*WHAT YOU ARE ASKED TO DO:*
Reproduce all records verbatim.

*RECORDS FOR THE TASK:*
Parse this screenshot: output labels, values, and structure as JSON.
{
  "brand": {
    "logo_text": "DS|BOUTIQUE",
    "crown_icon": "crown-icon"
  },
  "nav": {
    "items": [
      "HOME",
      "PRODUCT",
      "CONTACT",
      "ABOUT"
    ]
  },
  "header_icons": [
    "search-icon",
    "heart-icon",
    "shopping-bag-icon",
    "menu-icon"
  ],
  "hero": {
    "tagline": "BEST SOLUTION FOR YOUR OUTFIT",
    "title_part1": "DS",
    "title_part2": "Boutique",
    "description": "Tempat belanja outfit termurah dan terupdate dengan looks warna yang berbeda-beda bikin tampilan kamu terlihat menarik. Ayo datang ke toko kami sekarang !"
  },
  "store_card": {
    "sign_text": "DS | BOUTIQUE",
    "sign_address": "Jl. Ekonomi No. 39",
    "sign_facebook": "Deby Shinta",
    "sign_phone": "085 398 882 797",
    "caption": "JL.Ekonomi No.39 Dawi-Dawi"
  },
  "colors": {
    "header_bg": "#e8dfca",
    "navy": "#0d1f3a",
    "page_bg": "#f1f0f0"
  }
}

*THE RESULT:*
Parse this screenshot: output labels, values, and structure as JSON.
{
  "brand": {
    "logo_text": "DS|BOUTIQUE",
    "crown_icon": "crown-icon"
  },
  "nav": {
    "items": [
      "HOME",
      "PRODUCT",
      "CONTACT",
      "ABOUT"
    ]
  },
  "header_icons": [
    "search-icon",
    "heart-icon",
    "shopping-bag-icon",
    "menu-icon"
  ],
  "hero": {
    "tagline": "BEST SOLUTION FOR YOUR OUTFIT",
    "title_part1": "DS",
    "title_part2": "Boutique",
    "description": "Tempat belanja outfit termurah dan terupdate dengan looks warna yang berbeda-beda bikin tampilan kamu terlihat menarik. Ayo datang ke toko kami sekarang !"
  },
  "store_card": {
    "sign_text": "DS | BOUTIQUE",
    "sign_address": "Jl. Ekonomi No. 39",
    "sign_facebook": "Deby Shinta",
    "sign_phone": "085 398 882 797",
    "caption": "JL.Ekonomi No.39 Dawi-Dawi"
  },
  "colors": {
    "header_bg": "#e8dfca",
    "navy": "#0d1f3a",
    "page_bg": "#f1f0f0"
  }
}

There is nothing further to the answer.